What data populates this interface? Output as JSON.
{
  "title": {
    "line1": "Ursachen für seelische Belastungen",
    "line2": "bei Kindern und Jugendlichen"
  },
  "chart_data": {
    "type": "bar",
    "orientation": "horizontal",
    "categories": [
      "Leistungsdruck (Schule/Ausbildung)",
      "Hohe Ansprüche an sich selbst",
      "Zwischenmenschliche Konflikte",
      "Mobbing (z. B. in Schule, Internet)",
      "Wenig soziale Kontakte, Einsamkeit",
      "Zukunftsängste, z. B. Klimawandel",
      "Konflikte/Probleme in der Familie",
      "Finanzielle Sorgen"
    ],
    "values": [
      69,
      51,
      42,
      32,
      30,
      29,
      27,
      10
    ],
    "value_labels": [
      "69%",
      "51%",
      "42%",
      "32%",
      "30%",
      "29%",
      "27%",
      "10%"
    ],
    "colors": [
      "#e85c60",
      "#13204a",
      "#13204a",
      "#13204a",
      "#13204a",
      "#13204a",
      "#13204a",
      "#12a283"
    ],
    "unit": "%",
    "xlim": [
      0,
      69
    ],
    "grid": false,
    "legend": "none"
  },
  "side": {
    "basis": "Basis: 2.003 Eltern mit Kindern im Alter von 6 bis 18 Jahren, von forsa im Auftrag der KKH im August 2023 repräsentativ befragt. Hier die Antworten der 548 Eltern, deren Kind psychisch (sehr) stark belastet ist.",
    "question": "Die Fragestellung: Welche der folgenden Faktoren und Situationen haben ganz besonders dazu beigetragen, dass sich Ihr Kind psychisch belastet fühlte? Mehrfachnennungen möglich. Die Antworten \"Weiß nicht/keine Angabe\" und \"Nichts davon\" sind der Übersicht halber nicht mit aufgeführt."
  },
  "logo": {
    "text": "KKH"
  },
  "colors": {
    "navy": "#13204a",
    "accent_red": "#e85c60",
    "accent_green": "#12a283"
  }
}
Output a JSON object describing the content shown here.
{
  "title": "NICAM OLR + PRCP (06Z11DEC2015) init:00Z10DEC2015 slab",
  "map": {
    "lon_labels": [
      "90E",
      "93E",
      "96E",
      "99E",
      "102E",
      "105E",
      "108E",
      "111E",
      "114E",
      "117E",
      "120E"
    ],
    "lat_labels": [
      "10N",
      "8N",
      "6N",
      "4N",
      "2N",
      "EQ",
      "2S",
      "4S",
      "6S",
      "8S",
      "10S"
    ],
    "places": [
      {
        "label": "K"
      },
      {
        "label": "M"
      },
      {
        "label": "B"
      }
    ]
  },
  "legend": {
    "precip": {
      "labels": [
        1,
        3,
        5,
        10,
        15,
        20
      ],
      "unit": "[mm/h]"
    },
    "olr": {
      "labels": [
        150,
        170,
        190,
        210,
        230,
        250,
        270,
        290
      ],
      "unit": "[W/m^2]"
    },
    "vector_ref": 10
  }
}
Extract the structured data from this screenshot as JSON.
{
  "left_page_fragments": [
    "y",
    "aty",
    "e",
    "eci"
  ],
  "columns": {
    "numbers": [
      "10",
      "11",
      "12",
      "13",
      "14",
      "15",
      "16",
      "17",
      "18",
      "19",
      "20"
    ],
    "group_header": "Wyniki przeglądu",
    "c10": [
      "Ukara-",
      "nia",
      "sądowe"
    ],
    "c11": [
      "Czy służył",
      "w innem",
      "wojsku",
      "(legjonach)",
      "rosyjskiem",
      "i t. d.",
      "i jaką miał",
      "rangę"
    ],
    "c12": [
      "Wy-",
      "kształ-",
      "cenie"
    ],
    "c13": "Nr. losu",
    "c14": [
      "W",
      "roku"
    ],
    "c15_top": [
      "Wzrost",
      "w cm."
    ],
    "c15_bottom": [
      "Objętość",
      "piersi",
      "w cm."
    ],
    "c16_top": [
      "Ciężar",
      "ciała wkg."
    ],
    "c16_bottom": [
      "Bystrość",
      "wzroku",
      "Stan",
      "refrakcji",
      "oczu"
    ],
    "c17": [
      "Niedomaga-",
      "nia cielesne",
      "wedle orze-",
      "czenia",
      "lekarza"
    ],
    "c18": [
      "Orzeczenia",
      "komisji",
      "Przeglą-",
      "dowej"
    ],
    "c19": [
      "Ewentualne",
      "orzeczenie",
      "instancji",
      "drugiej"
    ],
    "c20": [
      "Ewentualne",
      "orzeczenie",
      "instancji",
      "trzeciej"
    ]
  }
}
⁂
What you have to do:
Go through the data and gather every line that holds "this".

Exercise result:
What data populates this interface? Output as JSON.
Extract the structured data from this screenshot as JSON.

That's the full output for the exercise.